_REQUIRED WORK:_
All entries below need to be written out exactly, but without their pictures.

_WORKING DATA:_
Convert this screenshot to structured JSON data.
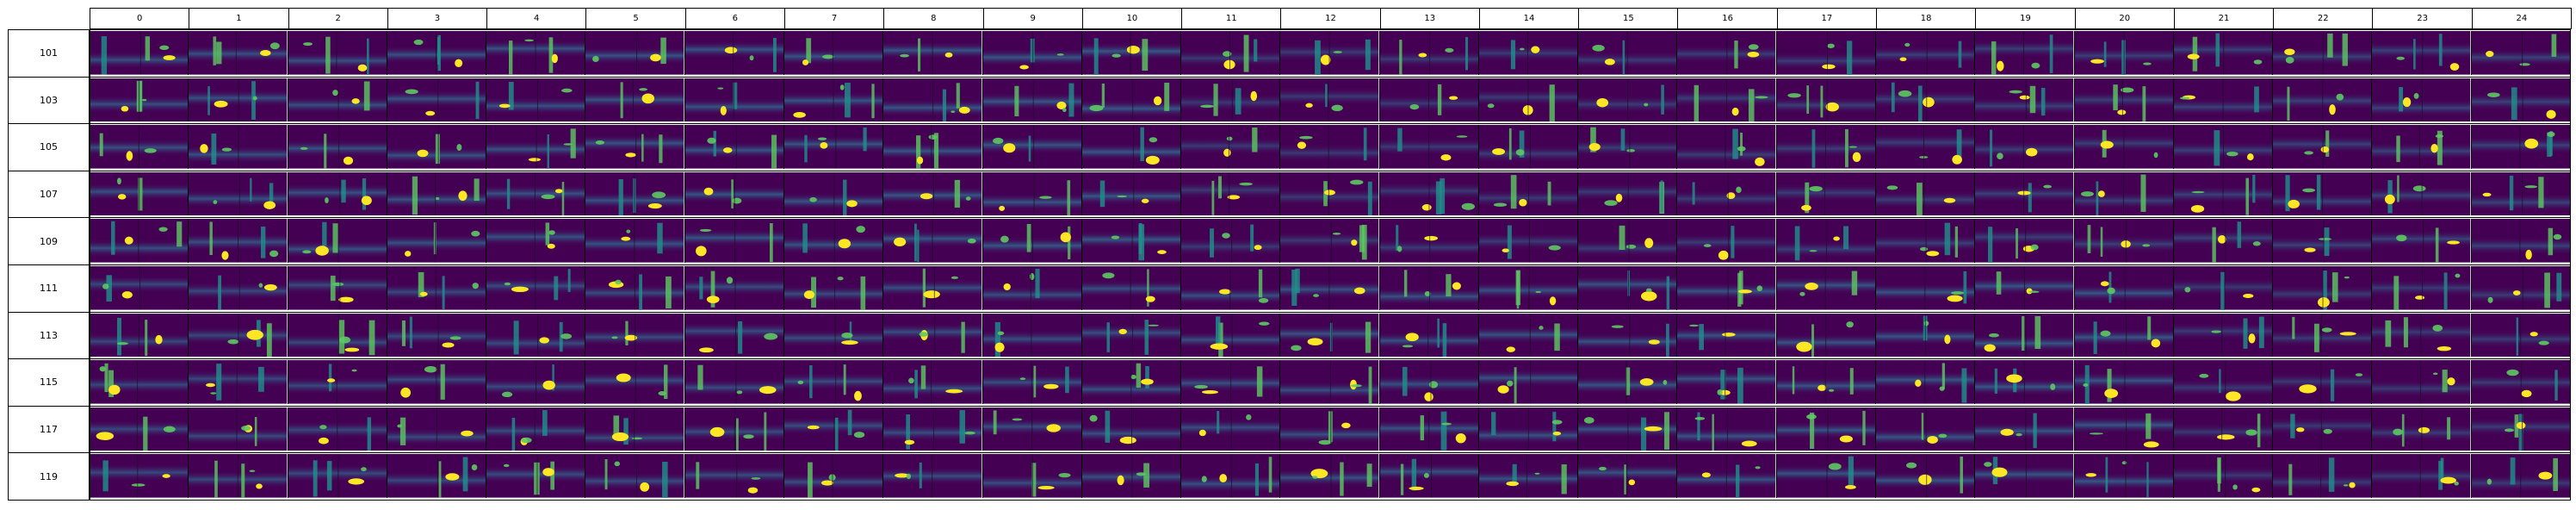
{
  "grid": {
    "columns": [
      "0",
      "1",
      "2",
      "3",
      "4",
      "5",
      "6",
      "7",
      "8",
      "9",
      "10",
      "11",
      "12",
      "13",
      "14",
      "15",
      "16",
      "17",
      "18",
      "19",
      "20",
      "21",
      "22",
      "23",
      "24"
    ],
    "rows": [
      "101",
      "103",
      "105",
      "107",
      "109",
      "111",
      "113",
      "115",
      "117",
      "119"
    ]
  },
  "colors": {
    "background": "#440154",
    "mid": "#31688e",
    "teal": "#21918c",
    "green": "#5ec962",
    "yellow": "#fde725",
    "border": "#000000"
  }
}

_ANSWER FOR THE TASK:_
Convert this screenshot to structured JSON data.
{
  "grid": {
    "columns": [
      "0",
      "1",
      "2",
      "3",
      "4",
      "5",
      "6",
      "7",
      "8",
      "9",
      "10",
      "11",
      "12",
      "13",
      "14",
      "15",
      "16",
      "17",
      "18",
      "19",
      "20",
      "21",
      "22",
      "23",
      "24"
    ],
    "rows": [
      "101",
      "103",
      "105",
      "107",
      "109",
      "111",
      "113",
      "115",
      "117",
      "119"
    ]
  },
  "colors": {
    "background": "#440154",
    "mid": "#31688e",
    "teal": "#21918c",
    "green": "#5ec962",
    "yellow": "#fde725",
    "border": "#000000"
  }
}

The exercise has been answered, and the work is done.